─── THE RECORDS ───

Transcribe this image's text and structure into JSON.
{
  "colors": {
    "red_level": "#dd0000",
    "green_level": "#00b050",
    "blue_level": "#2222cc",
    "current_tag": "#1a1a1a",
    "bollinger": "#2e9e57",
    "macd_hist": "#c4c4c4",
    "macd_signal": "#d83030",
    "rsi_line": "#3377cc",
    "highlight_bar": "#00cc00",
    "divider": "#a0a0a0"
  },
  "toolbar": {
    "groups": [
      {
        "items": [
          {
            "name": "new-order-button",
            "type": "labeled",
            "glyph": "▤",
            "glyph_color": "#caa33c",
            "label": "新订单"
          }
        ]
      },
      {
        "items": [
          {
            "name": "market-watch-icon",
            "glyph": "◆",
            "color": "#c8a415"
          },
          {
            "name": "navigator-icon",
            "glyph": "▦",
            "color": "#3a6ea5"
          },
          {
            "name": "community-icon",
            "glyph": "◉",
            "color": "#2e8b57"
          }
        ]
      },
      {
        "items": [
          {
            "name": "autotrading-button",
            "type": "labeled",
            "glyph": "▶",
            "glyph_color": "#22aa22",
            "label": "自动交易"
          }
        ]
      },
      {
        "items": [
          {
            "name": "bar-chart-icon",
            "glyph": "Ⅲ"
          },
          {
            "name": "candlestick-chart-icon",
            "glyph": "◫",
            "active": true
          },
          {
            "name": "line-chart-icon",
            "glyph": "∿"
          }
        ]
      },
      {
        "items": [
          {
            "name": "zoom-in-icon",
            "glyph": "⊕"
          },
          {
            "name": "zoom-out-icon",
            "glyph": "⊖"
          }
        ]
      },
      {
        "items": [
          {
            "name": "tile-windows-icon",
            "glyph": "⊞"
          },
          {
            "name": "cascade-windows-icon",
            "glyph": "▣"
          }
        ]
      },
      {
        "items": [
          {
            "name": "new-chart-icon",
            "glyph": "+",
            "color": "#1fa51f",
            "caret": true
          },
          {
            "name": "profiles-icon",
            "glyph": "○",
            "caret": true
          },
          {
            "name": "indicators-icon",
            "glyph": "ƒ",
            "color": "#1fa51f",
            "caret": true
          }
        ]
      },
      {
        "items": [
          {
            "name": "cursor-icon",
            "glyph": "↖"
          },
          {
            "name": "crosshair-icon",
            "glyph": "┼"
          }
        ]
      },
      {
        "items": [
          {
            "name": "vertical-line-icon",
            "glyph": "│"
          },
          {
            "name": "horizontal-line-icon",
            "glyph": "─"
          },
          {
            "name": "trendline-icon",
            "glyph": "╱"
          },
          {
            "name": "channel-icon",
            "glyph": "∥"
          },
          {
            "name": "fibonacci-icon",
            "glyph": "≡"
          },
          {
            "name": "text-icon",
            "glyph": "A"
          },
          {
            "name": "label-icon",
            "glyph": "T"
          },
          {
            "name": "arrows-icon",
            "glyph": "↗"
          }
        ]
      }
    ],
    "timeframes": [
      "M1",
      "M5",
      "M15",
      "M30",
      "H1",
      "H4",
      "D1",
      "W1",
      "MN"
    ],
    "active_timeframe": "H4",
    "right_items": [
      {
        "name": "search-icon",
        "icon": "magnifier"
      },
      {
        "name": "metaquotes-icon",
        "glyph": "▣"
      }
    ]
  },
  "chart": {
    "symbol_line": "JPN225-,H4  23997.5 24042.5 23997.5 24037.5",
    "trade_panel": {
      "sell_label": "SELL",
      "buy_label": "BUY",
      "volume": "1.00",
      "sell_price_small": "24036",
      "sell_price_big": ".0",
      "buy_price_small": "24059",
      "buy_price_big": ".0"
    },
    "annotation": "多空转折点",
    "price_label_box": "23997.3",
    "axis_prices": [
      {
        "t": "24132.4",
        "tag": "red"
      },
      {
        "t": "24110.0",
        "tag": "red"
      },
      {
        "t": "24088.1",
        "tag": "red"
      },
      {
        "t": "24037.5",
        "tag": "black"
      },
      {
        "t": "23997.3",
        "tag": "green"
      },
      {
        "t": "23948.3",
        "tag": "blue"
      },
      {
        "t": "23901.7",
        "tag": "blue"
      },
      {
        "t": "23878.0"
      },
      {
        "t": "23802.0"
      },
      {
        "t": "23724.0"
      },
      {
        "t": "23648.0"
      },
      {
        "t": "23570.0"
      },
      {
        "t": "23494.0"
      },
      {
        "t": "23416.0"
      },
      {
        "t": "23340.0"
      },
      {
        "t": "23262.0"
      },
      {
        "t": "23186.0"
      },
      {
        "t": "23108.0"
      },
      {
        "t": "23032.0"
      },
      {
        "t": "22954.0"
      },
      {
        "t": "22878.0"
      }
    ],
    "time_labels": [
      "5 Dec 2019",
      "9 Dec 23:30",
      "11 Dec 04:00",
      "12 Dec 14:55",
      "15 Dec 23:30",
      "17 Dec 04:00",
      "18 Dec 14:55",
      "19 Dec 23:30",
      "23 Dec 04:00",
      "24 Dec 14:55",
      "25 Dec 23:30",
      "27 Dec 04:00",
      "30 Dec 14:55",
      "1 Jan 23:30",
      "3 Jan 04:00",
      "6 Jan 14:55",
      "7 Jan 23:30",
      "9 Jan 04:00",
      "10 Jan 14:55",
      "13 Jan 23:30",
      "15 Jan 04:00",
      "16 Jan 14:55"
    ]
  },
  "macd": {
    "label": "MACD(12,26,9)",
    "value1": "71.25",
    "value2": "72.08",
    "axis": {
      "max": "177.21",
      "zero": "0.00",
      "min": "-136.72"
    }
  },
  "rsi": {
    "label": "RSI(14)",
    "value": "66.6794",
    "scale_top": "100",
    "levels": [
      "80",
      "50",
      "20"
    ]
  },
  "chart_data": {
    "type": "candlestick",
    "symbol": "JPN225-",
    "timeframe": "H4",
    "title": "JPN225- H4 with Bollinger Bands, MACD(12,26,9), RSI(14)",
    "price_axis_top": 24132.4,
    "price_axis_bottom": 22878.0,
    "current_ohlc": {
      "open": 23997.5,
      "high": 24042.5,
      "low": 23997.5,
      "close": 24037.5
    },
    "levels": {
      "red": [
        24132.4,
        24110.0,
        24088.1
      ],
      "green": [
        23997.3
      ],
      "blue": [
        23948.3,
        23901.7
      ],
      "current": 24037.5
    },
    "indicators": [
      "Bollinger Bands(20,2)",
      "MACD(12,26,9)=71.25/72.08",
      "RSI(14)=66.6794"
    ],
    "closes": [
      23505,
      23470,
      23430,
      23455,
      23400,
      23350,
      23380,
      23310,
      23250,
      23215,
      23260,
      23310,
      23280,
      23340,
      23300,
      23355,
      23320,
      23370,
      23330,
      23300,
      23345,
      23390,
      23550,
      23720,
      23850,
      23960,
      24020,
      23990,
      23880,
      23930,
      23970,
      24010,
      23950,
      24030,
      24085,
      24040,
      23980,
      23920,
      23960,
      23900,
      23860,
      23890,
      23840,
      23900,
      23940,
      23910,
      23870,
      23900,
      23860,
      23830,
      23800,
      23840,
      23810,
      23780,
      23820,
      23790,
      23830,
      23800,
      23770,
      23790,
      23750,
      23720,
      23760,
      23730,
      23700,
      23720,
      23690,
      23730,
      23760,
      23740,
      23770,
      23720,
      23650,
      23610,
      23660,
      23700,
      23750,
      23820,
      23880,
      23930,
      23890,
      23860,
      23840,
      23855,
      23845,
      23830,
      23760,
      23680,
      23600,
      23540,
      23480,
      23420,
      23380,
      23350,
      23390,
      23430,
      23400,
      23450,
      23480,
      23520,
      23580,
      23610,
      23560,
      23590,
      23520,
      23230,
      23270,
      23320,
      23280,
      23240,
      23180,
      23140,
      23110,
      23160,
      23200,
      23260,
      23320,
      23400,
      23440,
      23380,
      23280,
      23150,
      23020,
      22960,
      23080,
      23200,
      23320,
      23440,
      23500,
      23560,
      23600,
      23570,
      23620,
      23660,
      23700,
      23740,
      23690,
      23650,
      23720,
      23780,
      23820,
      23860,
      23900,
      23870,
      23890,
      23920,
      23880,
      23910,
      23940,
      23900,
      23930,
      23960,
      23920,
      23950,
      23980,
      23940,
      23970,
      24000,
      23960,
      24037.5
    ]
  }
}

───

THE REQUEST :: Reply with one number: the count of lines in the entries that include the word "candlestick".

EXPECTED ANSWER :: 2